*EXERCISE DIRECTIONS:*
Your task is to repeat the lines below exactly, excluding any pictures they contain.

*EXTRACTED INFORMATION:*
- - - - - - -

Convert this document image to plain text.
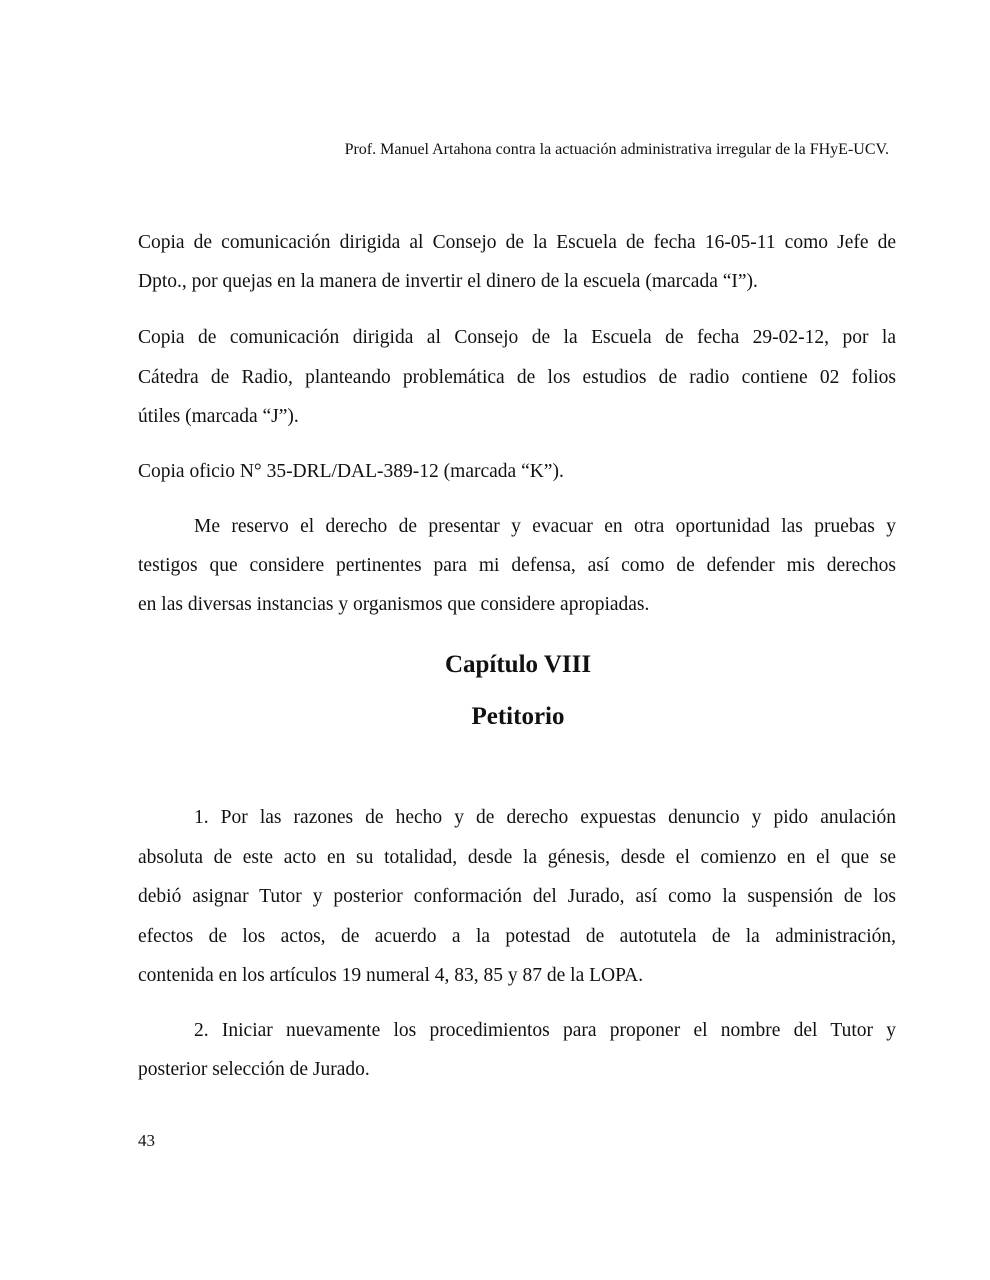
Prof. Manuel Artahona contra la actuación administrativa irregular de la FHyE-UCV.
Copia de comunicación dirigida al Consejo de la Escuela de fecha 16-05-11 como Jefe de
Dpto., por quejas en la manera de invertir el dinero de la escuela (marcada “I”).
Copia de comunicación dirigida al Consejo de la Escuela de fecha 29-02-12, por la
Cátedra de Radio, planteando problemática de los estudios de radio contiene 02 folios
útiles (marcada “J”).
Copia oficio N° 35-DRL/DAL-389-12 (marcada “K”).
Me reservo el derecho de presentar y evacuar en otra oportunidad las pruebas y
testigos que considere pertinentes para mi defensa, así como de defender mis derechos
en las diversas instancias y organismos que considere apropiadas.
Capítulo VIII
Petitorio
1. Por las razones de hecho y de derecho expuestas denuncio y pido anulación
absoluta de este acto en su totalidad, desde la génesis, desde el comienzo en el que se
debió asignar Tutor y posterior conformación del Jurado, así como la suspensión de los
efectos de los actos, de acuerdo a la potestad de autotutela de la administración,
contenida en los artículos 19 numeral 4, 83, 85 y 87 de la LOPA.
2. Iniciar nuevamente los procedimientos para proponer el nombre del Tutor y
posterior selección de Jurado.
43
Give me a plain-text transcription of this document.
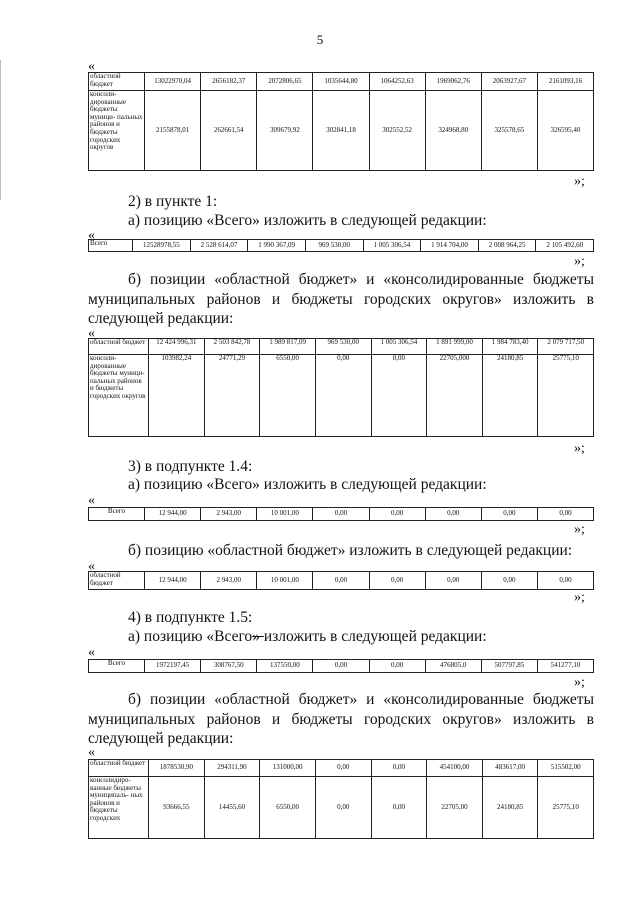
5
«
областной бюджет	13022970,04	2656182,37	2072806,65	1035644,80	1064252,63	1969062,76	2063927,67	2161093,16
консоли- дированные бюджеты муници- пальных районов и бюджеты городских округов	2155878,01	262661,54	309679,92	302841,18	302552,52	324968,80	325578,65	326595,40
»;
2) в пункте 1:
а) позицию «Всего» изложить в следующей редакции:
«
Всего	12528978,55	2 528 614,07	1 990 367,09	969 530,00	1 005 306,54	1 914 704,00	2 008 964,25	2 105 492,60
»;
б) позиции «областной бюджет» и «консолидированные бюджеты муниципальных районов и бюджеты городских округов» изложить в следующей редакции:
«
областной бюджет	12 424 996,31	2 503 842,78	1 989 817,09	969 530,00	1 005 306,54	1 891 999,00	1 984 783,40	2 079 717,50
консоли- дированные бюджеты муници- пальных районов и бюджеты городских округов	103982,24	24771,29	6550,00	0,00	0,00	22705,000	24180,85	25775,10
»;
3) в подпункте 1.4:
а) позицию «Всего» изложить в следующей редакции:
«
Всего	12 944,00	2 943,00	10 001,00	0,00	0,00	0,00	0,00	0,00
»;
б) позицию «областной бюджет» изложить в следующей редакции:
«
областной бюджет	12 944,00	2 943,00	10 001,00	0,00	0,00	0,00	0,00	0,00
»;
4) в подпункте 1.5:
а) позицию «Всего» изложить в следующей редакции:
«
Всего	1972197,45	308767,50	137550,00	0,00	0,00	476805,0	507797,85	541277,10
»;
б) позиции «областной бюджет» и «консолидированные бюджеты муниципальных районов и бюджеты городских округов» изложить в следующей редакции:
«
областной бюджет	1878530,90	294311,90	131000,00	0,00	0,00	454100,00	483617,00	515502,00
консолидиро- ванные бюджеты муниципаль- ных районов и бюджеты городских	93666,55	14455,60	6550,00	0,00	0,00	22705,00	24180,85	25775,10
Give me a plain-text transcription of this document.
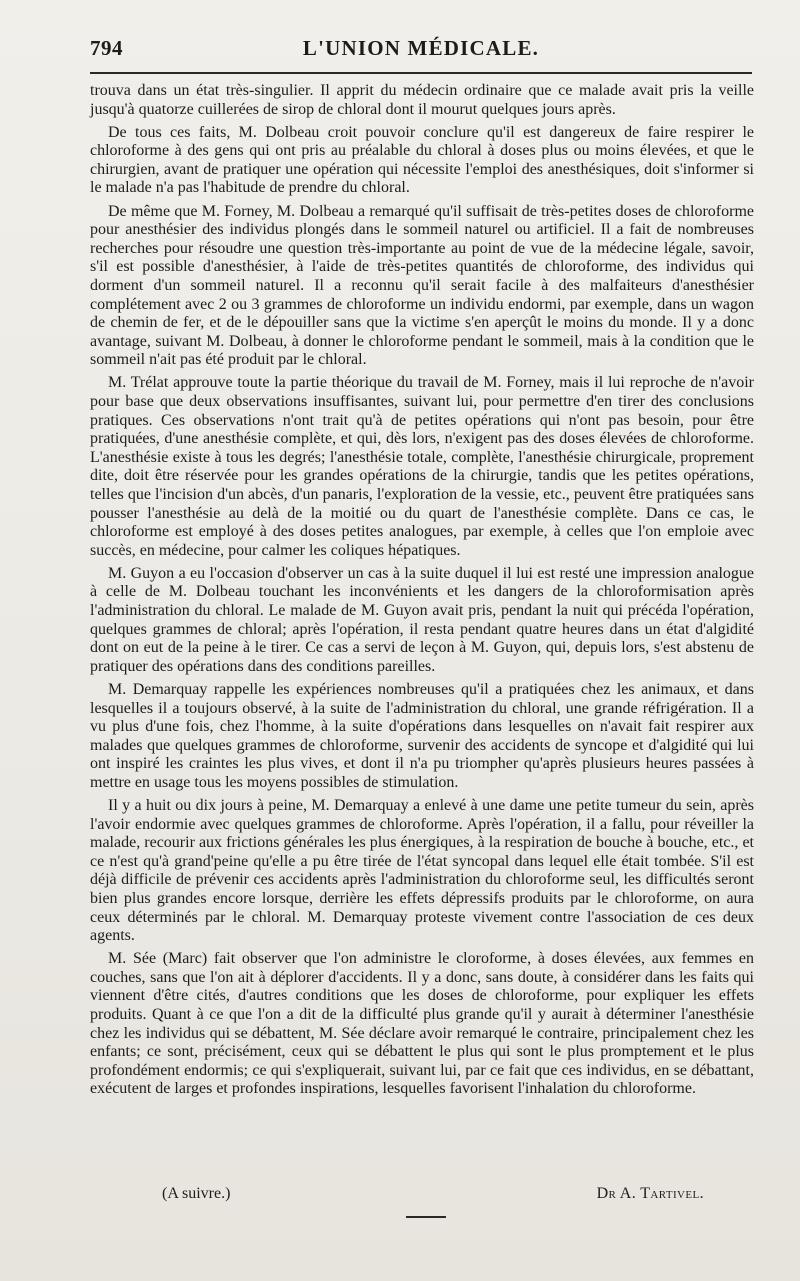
794	L'UNION MÉDICALE.

trouva dans un état très-singulier. Il apprit du médecin ordinaire que ce malade avait pris la veille jusqu'à quatorze cuillerées de sirop de chloral dont il mourut quelques jours après.

De tous ces faits, M. Dolbeau croit pouvoir conclure qu'il est dangereux de faire respirer le chloroforme à des gens qui ont pris au préalable du chloral à doses plus ou moins élevées, et que le chirurgien, avant de pratiquer une opération qui nécessite l'emploi des anesthésiques, doit s'informer si le malade n'a pas l'habitude de prendre du chloral.

De même que M. Forney, M. Dolbeau a remarqué qu'il suffisait de très-petites doses de chloroforme pour anesthésier des individus plongés dans le sommeil naturel ou artificiel. Il a fait de nombreuses recherches pour résoudre une question très-importante au point de vue de la médecine légale, savoir, s'il est possible d'anesthésier, à l'aide de très-petites quantités de chloroforme, des individus qui dorment d'un sommeil naturel. Il a reconnu qu'il serait facile à des malfaiteurs d'anesthésier complétement avec 2 ou 3 grammes de chloroforme un individu endormi, par exemple, dans un wagon de chemin de fer, et de le dépouiller sans que la victime s'en aperçût le moins du monde. Il y a donc avantage, suivant M. Dolbeau, à donner le chloroforme pendant le sommeil, mais à la condition que le sommeil n'ait pas été produit par le chloral.

M. Trélat approuve toute la partie théorique du travail de M. Forney, mais il lui reproche de n'avoir pour base que deux observations insuffisantes, suivant lui, pour permettre d'en tirer des conclusions pratiques. Ces observations n'ont trait qu'à de petites opérations qui n'ont pas besoin, pour être pratiquées, d'une anesthésie complète, et qui, dès lors, n'exigent pas des doses élevées de chloroforme. L'anesthésie existe à tous les degrés; l'anesthésie totale, complète, l'anesthésie chirurgicale, proprement dite, doit être réservée pour les grandes opérations de la chirurgie, tandis que les petites opérations, telles que l'incision d'un abcès, d'un panaris, l'exploration de la vessie, etc., peuvent être pratiquées sans pousser l'anesthésie au delà de la moitié ou du quart de l'anesthésie complète. Dans ce cas, le chloroforme est employé à des doses petites analogues, par exemple, à celles que l'on emploie avec succès, en médecine, pour calmer les coliques hépatiques.

M. Guyon a eu l'occasion d'observer un cas à la suite duquel il lui est resté une impression analogue à celle de M. Dolbeau touchant les inconvénients et les dangers de la chloroformisation après l'administration du chloral. Le malade de M. Guyon avait pris, pendant la nuit qui précéda l'opération, quelques grammes de chloral; après l'opération, il resta pendant quatre heures dans un état d'algidité dont on eut de la peine à le tirer. Ce cas a servi de leçon à M. Guyon, qui, depuis lors, s'est abstenu de pratiquer des opérations dans des conditions pareilles.

M. Demarquay rappelle les expériences nombreuses qu'il a pratiquées chez les animaux, et dans lesquelles il a toujours observé, à la suite de l'administration du chloral, une grande réfrigération. Il a vu plus d'une fois, chez l'homme, à la suite d'opérations dans lesquelles on n'avait fait respirer aux malades que quelques grammes de chloroforme, survenir des accidents de syncope et d'algidité qui lui ont inspiré les craintes les plus vives, et dont il n'a pu triompher qu'après plusieurs heures passées à mettre en usage tous les moyens possibles de stimulation.

Il y a huit ou dix jours à peine, M. Demarquay a enlevé à une dame une petite tumeur du sein, après l'avoir endormie avec quelques grammes de chloroforme. Après l'opération, il a fallu, pour réveiller la malade, recourir aux frictions générales les plus énergiques, à la respiration de bouche à bouche, etc., et ce n'est qu'à grand'peine qu'elle a pu être tirée de l'état syncopal dans lequel elle était tombée. S'il est déjà difficile de prévenir ces accidents après l'administration du chloroforme seul, les difficultés seront bien plus grandes encore lorsque, derrière les effets dépressifs produits par le chloroforme, on aura ceux déterminés par le chloral. M. Demarquay proteste vivement contre l'association de ces deux agents.

M. Sée (Marc) fait observer que l'on administre le cloroforme, à doses élevées, aux femmes en couches, sans que l'on ait à déplorer d'accidents. Il y a donc, sans doute, à considérer dans les faits qui viennent d'être cités, d'autres conditions que les doses de chloroforme, pour expliquer les effets produits. Quant à ce que l'on a dit de la difficulté plus grande qu'il y aurait à déterminer l'anesthésie chez les individus qui se débattent, M. Sée déclare avoir remarqué le contraire, principalement chez les enfants; ce sont, précisément, ceux qui se débattent le plus qui sont le plus promptement et le plus profondément endormis; ce qui s'expliquerait, suivant lui, par ce fait que ces individus, en se débattant, exécutent de larges et profondes inspirations, lesquelles favorisent l'inhalation du chloroforme.

(A suivre.)	Dr A. Tartivel.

- - - - - - -

*ANSWER BELOW:*
Convert this document image to plain text.
Prof. Manuel Artahona contra la actuación administrativa irregular de la FHyE-UCV.
Copia de comunicación dirigida al Consejo de la Escuela de fecha 16-05-11 como Jefe de
Dpto., por quejas en la manera de invertir el dinero de la escuela (marcada “I”).
Copia de comunicación dirigida al Consejo de la Escuela de fecha 29-02-12, por la
Cátedra de Radio, planteando problemática de los estudios de radio contiene 02 folios
útiles (marcada “J”).
Copia oficio N° 35-DRL/DAL-389-12 (marcada “K”).
Me reservo el derecho de presentar y evacuar en otra oportunidad las pruebas y
testigos que considere pertinentes para mi defensa, así como de defender mis derechos
en las diversas instancias y organismos que considere apropiadas.
Capítulo VIII
Petitorio
1. Por las razones de hecho y de derecho expuestas denuncio y pido anulación
absoluta de este acto en su totalidad, desde la génesis, desde el comienzo en el que se
debió asignar Tutor y posterior conformación del Jurado, así como la suspensión de los
efectos de los actos, de acuerdo a la potestad de autotutela de la administración,
contenida en los artículos 19 numeral 4, 83, 85 y 87 de la LOPA.
2. Iniciar nuevamente los procedimientos para proponer el nombre del Tutor y
posterior selección de Jurado.
43
Give me a plain-text transcription of this document.
5
«
областной бюджет	13022970,04	2656182,37	2072806,65	1035644,80	1064252,63	1969062,76	2063927,67	2161093,16
консоли- дированные бюджеты муници- пальных районов и бюджеты городских округов	2155878,01	262661,54	309679,92	302841,18	302552,52	324968,80	325578,65	326595,40
»;
2) в пункте 1:
а) позицию «Всего» изложить в следующей редакции:
«
Всего	12528978,55	2 528 614,07	1 990 367,09	969 530,00	1 005 306,54	1 914 704,00	2 008 964,25	2 105 492,60
»;
б) позиции «областной бюджет» и «консолидированные бюджеты муниципальных районов и бюджеты городских округов» изложить в следующей редакции:
«
областной бюджет	12 424 996,31	2 503 842,78	1 989 817,09	969 530,00	1 005 306,54	1 891 999,00	1 984 783,40	2 079 717,50
консоли- дированные бюджеты муници- пальных районов и бюджеты городских округов	103982,24	24771,29	6550,00	0,00	0,00	22705,000	24180,85	25775,10
»;
3) в подпункте 1.4:
а) позицию «Всего» изложить в следующей редакции:
«
Всего	12 944,00	2 943,00	10 001,00	0,00	0,00	0,00	0,00	0,00
»;
б) позицию «областной бюджет» изложить в следующей редакции:
«
областной бюджет	12 944,00	2 943,00	10 001,00	0,00	0,00	0,00	0,00	0,00
»;
4) в подпункте 1.5:
а) позицию «Всего» изложить в следующей редакции:
«
Всего	1972197,45	308767,50	137550,00	0,00	0,00	476805,0	507797,85	541277,10
»;
б) позиции «областной бюджет» и «консолидированные бюджеты муниципальных районов и бюджеты городских округов» изложить в следующей редакции:
«
областной бюджет	1878530,90	294311,90	131000,00	0,00	0,00	454100,00	483617,00	515502,00
консолидиро- ванные бюджеты муниципаль- ных районов и бюджеты городских	93666,55	14455,60	6550,00	0,00	0,00	22705,00	24180,85	25775,10
Give me a plain-text transcription of this document.
794	L'UNION MÉDICALE.

trouva dans un état très-singulier. Il apprit du médecin ordinaire que ce malade avait pris la veille jusqu'à quatorze cuillerées de sirop de chloral dont il mourut quelques jours après.

De tous ces faits, M. Dolbeau croit pouvoir conclure qu'il est dangereux de faire respirer le chloroforme à des gens qui ont pris au préalable du chloral à doses plus ou moins élevées, et que le chirurgien, avant de pratiquer une opération qui nécessite l'emploi des anesthésiques, doit s'informer si le malade n'a pas l'habitude de prendre du chloral.

De même que M. Forney, M. Dolbeau a remarqué qu'il suffisait de très-petites doses de chloroforme pour anesthésier des individus plongés dans le sommeil naturel ou artificiel. Il a fait de nombreuses recherches pour résoudre une question très-importante au point de vue de la médecine légale, savoir, s'il est possible d'anesthésier, à l'aide de très-petites quantités de chloroforme, des individus qui dorment d'un sommeil naturel. Il a reconnu qu'il serait facile à des malfaiteurs d'anesthésier complétement avec 2 ou 3 grammes de chloroforme un individu endormi, par exemple, dans un wagon de chemin de fer, et de le dépouiller sans que la victime s'en aperçût le moins du monde. Il y a donc avantage, suivant M. Dolbeau, à donner le chloroforme pendant le sommeil, mais à la condition que le sommeil n'ait pas été produit par le chloral.

M. Trélat approuve toute la partie théorique du travail de M. Forney, mais il lui reproche de n'avoir pour base que deux observations insuffisantes, suivant lui, pour permettre d'en tirer des conclusions pratiques. Ces observations n'ont trait qu'à de petites opérations qui n'ont pas besoin, pour être pratiquées, d'une anesthésie complète, et qui, dès lors, n'exigent pas des doses élevées de chloroforme. L'anesthésie existe à tous les degrés; l'anesthésie totale, complète, l'anesthésie chirurgicale, proprement dite, doit être réservée pour les grandes opérations de la chirurgie, tandis que les petites opérations, telles que l'incision d'un abcès, d'un panaris, l'exploration de la vessie, etc., peuvent être pratiquées sans pousser l'anesthésie au delà de la moitié ou du quart de l'anesthésie complète. Dans ce cas, le chloroforme est employé à des doses petites analogues, par exemple, à celles que l'on emploie avec succès, en médecine, pour calmer les coliques hépatiques.

M. Guyon a eu l'occasion d'observer un cas à la suite duquel il lui est resté une impression analogue à celle de M. Dolbeau touchant les inconvénients et les dangers de la chloroformisation après l'administration du chloral. Le malade de M. Guyon avait pris, pendant la nuit qui précéda l'opération, quelques grammes de chloral; après l'opération, il resta pendant quatre heures dans un état d'algidité dont on eut de la peine à le tirer. Ce cas a servi de leçon à M. Guyon, qui, depuis lors, s'est abstenu de pratiquer des opérations dans des conditions pareilles.

M. Demarquay rappelle les expériences nombreuses qu'il a pratiquées chez les animaux, et dans lesquelles il a toujours observé, à la suite de l'administration du chloral, une grande réfrigération. Il a vu plus d'une fois, chez l'homme, à la suite d'opérations dans lesquelles on n'avait fait respirer aux malades que quelques grammes de chloroforme, survenir des accidents de syncope et d'algidité qui lui ont inspiré les craintes les plus vives, et dont il n'a pu triompher qu'après plusieurs heures passées à mettre en usage tous les moyens possibles de stimulation.

Il y a huit ou dix jours à peine, M. Demarquay a enlevé à une dame une petite tumeur du sein, après l'avoir endormie avec quelques grammes de chloroforme. Après l'opération, il a fallu, pour réveiller la malade, recourir aux frictions générales les plus énergiques, à la respiration de bouche à bouche, etc., et ce n'est qu'à grand'peine qu'elle a pu être tirée de l'état syncopal dans lequel elle était tombée. S'il est déjà difficile de prévenir ces accidents après l'administration du chloroforme seul, les difficultés seront bien plus grandes encore lorsque, derrière les effets dépressifs produits par le chloroforme, on aura ceux déterminés par le chloral. M. Demarquay proteste vivement contre l'association de ces deux agents.

M. Sée (Marc) fait observer que l'on administre le cloroforme, à doses élevées, aux femmes en couches, sans que l'on ait à déplorer d'accidents. Il y a donc, sans doute, à considérer dans les faits qui viennent d'être cités, d'autres conditions que les doses de chloroforme, pour expliquer les effets produits. Quant à ce que l'on a dit de la difficulté plus grande qu'il y aurait à déterminer l'anesthésie chez les individus qui se débattent, M. Sée déclare avoir remarqué le contraire, principalement chez les enfants; ce sont, précisément, ceux qui se débattent le plus qui sont le plus promptement et le plus profondément endormis; ce qui s'expliquerait, suivant lui, par ce fait que ces individus, en se débattant, exécutent de larges et profondes inspirations, lesquelles favorisent l'inhalation du chloroforme.

(A suivre.)	Dr A. Tartivel.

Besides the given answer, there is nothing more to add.